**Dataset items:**
------------------------------
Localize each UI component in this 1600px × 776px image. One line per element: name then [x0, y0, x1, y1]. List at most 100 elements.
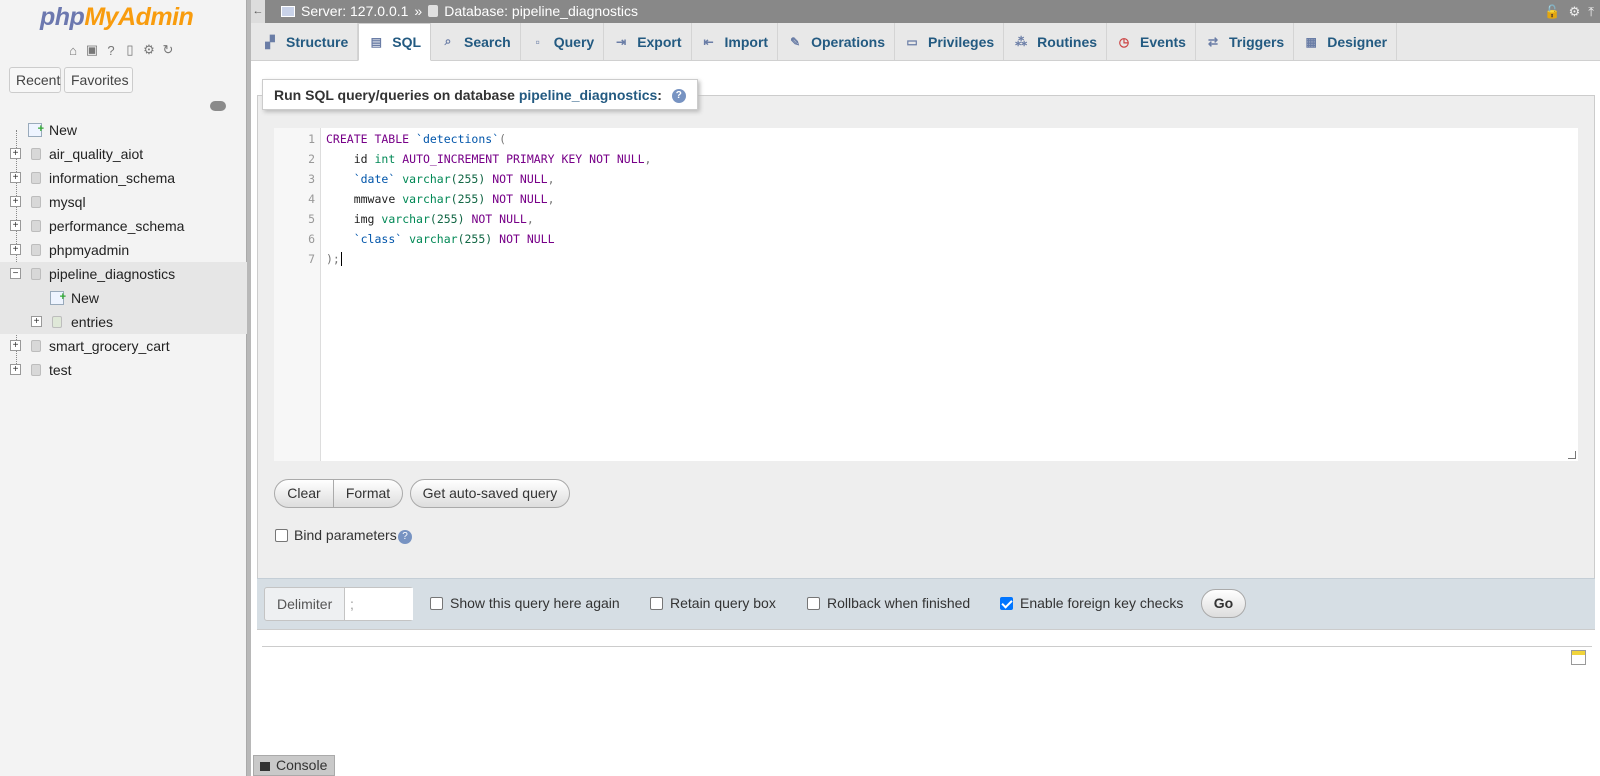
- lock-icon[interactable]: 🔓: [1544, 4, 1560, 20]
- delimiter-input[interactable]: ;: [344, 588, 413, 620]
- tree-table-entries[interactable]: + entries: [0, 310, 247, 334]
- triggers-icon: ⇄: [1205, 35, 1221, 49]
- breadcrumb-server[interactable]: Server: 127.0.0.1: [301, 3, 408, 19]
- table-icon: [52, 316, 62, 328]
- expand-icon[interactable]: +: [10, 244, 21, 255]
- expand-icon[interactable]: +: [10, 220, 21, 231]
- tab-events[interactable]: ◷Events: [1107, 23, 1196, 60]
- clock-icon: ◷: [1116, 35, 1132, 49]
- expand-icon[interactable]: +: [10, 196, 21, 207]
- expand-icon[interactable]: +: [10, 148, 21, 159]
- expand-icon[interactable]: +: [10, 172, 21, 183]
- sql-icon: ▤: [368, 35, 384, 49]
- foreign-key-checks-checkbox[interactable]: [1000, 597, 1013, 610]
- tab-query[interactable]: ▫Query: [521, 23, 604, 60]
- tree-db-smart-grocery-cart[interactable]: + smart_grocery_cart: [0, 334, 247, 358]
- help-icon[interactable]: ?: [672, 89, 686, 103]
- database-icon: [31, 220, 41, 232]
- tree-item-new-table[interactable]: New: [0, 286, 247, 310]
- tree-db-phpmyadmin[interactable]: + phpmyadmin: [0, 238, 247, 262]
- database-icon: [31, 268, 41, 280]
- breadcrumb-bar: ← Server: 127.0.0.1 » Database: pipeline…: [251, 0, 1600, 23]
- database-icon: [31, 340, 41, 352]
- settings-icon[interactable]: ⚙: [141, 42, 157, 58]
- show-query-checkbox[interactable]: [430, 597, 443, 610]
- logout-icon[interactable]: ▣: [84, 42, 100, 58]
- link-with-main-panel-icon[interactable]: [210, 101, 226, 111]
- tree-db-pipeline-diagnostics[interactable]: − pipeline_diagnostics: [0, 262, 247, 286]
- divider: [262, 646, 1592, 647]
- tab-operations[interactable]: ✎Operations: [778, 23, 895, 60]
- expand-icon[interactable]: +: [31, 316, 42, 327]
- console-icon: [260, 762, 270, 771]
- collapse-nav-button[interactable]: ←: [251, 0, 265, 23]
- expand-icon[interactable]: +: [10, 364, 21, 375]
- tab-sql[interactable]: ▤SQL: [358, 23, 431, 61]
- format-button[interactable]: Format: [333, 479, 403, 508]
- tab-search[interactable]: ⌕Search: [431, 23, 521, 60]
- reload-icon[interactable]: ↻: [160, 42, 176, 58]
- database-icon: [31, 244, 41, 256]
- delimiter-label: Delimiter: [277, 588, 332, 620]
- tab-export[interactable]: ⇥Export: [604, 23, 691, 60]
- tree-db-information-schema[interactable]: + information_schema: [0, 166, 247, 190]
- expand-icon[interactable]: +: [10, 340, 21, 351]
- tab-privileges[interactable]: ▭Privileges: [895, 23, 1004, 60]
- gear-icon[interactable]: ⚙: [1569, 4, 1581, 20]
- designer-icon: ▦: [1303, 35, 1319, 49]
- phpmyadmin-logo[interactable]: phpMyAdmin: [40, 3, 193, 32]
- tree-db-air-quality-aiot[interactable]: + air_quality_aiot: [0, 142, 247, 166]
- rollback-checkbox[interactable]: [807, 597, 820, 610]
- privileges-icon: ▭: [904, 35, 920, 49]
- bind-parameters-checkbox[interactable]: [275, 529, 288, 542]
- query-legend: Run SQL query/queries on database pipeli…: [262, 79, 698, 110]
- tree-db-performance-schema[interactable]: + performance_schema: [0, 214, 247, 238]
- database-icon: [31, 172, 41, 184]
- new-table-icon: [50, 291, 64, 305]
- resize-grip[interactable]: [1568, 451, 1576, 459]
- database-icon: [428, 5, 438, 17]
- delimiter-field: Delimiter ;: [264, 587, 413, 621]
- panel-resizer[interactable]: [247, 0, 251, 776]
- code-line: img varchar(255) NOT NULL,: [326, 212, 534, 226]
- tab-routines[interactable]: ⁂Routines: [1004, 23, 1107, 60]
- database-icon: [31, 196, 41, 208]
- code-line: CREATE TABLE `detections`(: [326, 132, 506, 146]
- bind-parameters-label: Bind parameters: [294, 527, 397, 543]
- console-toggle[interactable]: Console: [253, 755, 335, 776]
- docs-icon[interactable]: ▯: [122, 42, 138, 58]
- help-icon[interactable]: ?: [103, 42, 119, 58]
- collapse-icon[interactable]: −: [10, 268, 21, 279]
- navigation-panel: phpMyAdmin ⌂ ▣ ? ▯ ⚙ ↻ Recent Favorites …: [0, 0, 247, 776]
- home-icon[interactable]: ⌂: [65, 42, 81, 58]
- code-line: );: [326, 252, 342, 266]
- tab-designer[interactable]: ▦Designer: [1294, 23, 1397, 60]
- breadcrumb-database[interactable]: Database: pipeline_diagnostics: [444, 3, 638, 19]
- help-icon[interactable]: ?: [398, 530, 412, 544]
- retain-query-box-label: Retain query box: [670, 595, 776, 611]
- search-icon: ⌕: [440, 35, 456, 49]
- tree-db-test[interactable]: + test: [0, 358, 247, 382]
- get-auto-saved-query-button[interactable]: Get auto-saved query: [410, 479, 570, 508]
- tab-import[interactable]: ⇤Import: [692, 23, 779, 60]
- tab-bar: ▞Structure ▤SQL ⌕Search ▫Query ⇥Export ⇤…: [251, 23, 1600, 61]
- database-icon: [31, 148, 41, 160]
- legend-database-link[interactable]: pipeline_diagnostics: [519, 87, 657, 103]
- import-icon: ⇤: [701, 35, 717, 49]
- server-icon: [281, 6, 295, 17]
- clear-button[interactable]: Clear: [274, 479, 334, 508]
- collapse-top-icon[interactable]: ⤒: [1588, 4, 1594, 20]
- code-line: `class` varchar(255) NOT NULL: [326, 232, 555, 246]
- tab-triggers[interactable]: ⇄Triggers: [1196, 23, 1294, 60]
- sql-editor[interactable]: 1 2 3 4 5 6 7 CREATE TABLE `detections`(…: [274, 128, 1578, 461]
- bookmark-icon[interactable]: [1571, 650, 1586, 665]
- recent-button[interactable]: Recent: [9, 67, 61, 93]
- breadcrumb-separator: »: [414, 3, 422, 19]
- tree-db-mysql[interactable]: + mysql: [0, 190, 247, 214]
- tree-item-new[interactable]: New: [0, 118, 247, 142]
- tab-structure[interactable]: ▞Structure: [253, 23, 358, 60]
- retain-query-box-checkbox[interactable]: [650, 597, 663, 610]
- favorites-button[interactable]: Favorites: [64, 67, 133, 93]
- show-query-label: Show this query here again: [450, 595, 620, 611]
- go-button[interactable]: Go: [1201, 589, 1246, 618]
------------------------------
**What to produce:**
Copy out every line of the material above character for character, leaving out the pictures.

**Complete output:**
Localize each UI component in this 1600px × 776px image. One line per element: name then [x0, y0, x1, y1]. List at most 100 elements.
- lock-icon[interactable]: 🔓: [1544, 4, 1560, 20]
- delimiter-input[interactable]: ;: [344, 588, 413, 620]
- tree-table-entries[interactable]: + entries: [0, 310, 247, 334]
- triggers-icon: ⇄: [1205, 35, 1221, 49]
- breadcrumb-server[interactable]: Server: 127.0.0.1: [301, 3, 408, 19]
- table-icon: [52, 316, 62, 328]
- expand-icon[interactable]: +: [10, 244, 21, 255]
- expand-icon[interactable]: +: [10, 220, 21, 231]
- tab-events[interactable]: ◷Events: [1107, 23, 1196, 60]
- clock-icon: ◷: [1116, 35, 1132, 49]
- expand-icon[interactable]: +: [10, 196, 21, 207]
- expand-icon[interactable]: +: [10, 148, 21, 159]
- expand-icon[interactable]: +: [10, 172, 21, 183]
- sql-icon: ▤: [368, 35, 384, 49]
- foreign-key-checks-checkbox[interactable]: [1000, 597, 1013, 610]
- tab-query[interactable]: ▫Query: [521, 23, 604, 60]
- tree-db-smart-grocery-cart[interactable]: + smart_grocery_cart: [0, 334, 247, 358]
- help-icon[interactable]: ?: [672, 89, 686, 103]
- database-icon: [31, 220, 41, 232]
- tree-item-new-table[interactable]: New: [0, 286, 247, 310]
- tree-db-phpmyadmin[interactable]: + phpmyadmin: [0, 238, 247, 262]
- database-icon: [31, 268, 41, 280]
- breadcrumb-bar: ← Server: 127.0.0.1 » Database: pipeline…: [251, 0, 1600, 23]
- database-icon: [31, 340, 41, 352]
- settings-icon[interactable]: ⚙: [141, 42, 157, 58]
- show-query-checkbox[interactable]: [430, 597, 443, 610]
- logout-icon[interactable]: ▣: [84, 42, 100, 58]
- link-with-main-panel-icon[interactable]: [210, 101, 226, 111]
- tree-db-pipeline-diagnostics[interactable]: − pipeline_diagnostics: [0, 262, 247, 286]
- divider: [262, 646, 1592, 647]
- tab-operations[interactable]: ✎Operations: [778, 23, 895, 60]
- expand-icon[interactable]: +: [31, 316, 42, 327]
- console-icon: [260, 762, 270, 771]
- collapse-nav-button[interactable]: ←: [251, 0, 265, 23]
- expand-icon[interactable]: +: [10, 364, 21, 375]
- tab-sql[interactable]: ▤SQL: [358, 23, 431, 61]
- format-button[interactable]: Format: [333, 479, 403, 508]
- tab-search[interactable]: ⌕Search: [431, 23, 521, 60]
- reload-icon[interactable]: ↻: [160, 42, 176, 58]
- database-icon: [31, 244, 41, 256]
- delimiter-label: Delimiter: [277, 588, 332, 620]
- tab-export[interactable]: ⇥Export: [604, 23, 691, 60]
- tree-db-information-schema[interactable]: + information_schema: [0, 166, 247, 190]
- expand-icon[interactable]: +: [10, 340, 21, 351]
- tab-privileges[interactable]: ▭Privileges: [895, 23, 1004, 60]
- gear-icon[interactable]: ⚙: [1569, 4, 1581, 20]
- designer-icon: ▦: [1303, 35, 1319, 49]
- phpmyadmin-logo[interactable]: phpMyAdmin: [40, 3, 193, 32]
- tree-db-air-quality-aiot[interactable]: + air_quality_aiot: [0, 142, 247, 166]
- rollback-checkbox[interactable]: [807, 597, 820, 610]
- privileges-icon: ▭: [904, 35, 920, 49]
- bind-parameters-checkbox[interactable]: [275, 529, 288, 542]
- query-legend: Run SQL query/queries on database pipeli…: [262, 79, 698, 110]
- tree-db-performance-schema[interactable]: + performance_schema: [0, 214, 247, 238]
- database-icon: [31, 172, 41, 184]
- new-table-icon: [50, 291, 64, 305]
- resize-grip[interactable]: [1568, 451, 1576, 459]
- database-icon: [428, 5, 438, 17]
- delimiter-field: Delimiter ;: [264, 587, 413, 621]
- panel-resizer[interactable]: [247, 0, 251, 776]
- code-line: img varchar(255) NOT NULL,: [326, 212, 534, 226]
- tab-routines[interactable]: ⁂Routines: [1004, 23, 1107, 60]
- database-icon: [31, 196, 41, 208]
- code-line: CREATE TABLE `detections`(: [326, 132, 506, 146]
- bind-parameters-label: Bind parameters: [294, 527, 397, 543]
- console-toggle[interactable]: Console: [253, 755, 335, 776]
- docs-icon[interactable]: ▯: [122, 42, 138, 58]
- help-icon[interactable]: ?: [103, 42, 119, 58]
- collapse-icon[interactable]: −: [10, 268, 21, 279]
- navigation-panel: phpMyAdmin ⌂ ▣ ? ▯ ⚙ ↻ Recent Favorites …: [0, 0, 247, 776]
- home-icon[interactable]: ⌂: [65, 42, 81, 58]
- code-line: );: [326, 252, 342, 266]
- tab-designer[interactable]: ▦Designer: [1294, 23, 1397, 60]
- breadcrumb-database[interactable]: Database: pipeline_diagnostics: [444, 3, 638, 19]
- help-icon[interactable]: ?: [398, 530, 412, 544]
- retain-query-box-label: Retain query box: [670, 595, 776, 611]
- search-icon: ⌕: [440, 35, 456, 49]
- tree-db-test[interactable]: + test: [0, 358, 247, 382]
- get-auto-saved-query-button[interactable]: Get auto-saved query: [410, 479, 570, 508]
- tab-import[interactable]: ⇤Import: [692, 23, 779, 60]
- tab-bar: ▞Structure ▤SQL ⌕Search ▫Query ⇥Export ⇤…: [251, 23, 1600, 61]
- database-icon: [31, 148, 41, 160]
- legend-database-link[interactable]: pipeline_diagnostics: [519, 87, 657, 103]
- import-icon: ⇤: [701, 35, 717, 49]
- server-icon: [281, 6, 295, 17]
- clear-button[interactable]: Clear: [274, 479, 334, 508]
- collapse-top-icon[interactable]: ⤒: [1588, 4, 1594, 20]
- code-line: `class` varchar(255) NOT NULL: [326, 232, 555, 246]
- tab-triggers[interactable]: ⇄Triggers: [1196, 23, 1294, 60]
- sql-editor[interactable]: 1 2 3 4 5 6 7 CREATE TABLE `detections`(…: [274, 128, 1578, 461]
- bookmark-icon[interactable]: [1571, 650, 1586, 665]
- recent-button[interactable]: Recent: [9, 67, 61, 93]
- breadcrumb-separator: »: [414, 3, 422, 19]
- tree-db-mysql[interactable]: + mysql: [0, 190, 247, 214]
- tree-item-new[interactable]: New: [0, 118, 247, 142]
- tab-structure[interactable]: ▞Structure: [253, 23, 358, 60]
- retain-query-box-checkbox[interactable]: [650, 597, 663, 610]
- favorites-button[interactable]: Favorites: [64, 67, 133, 93]
- show-query-label: Show this query here again: [450, 595, 620, 611]
- go-button[interactable]: Go: [1201, 589, 1246, 618]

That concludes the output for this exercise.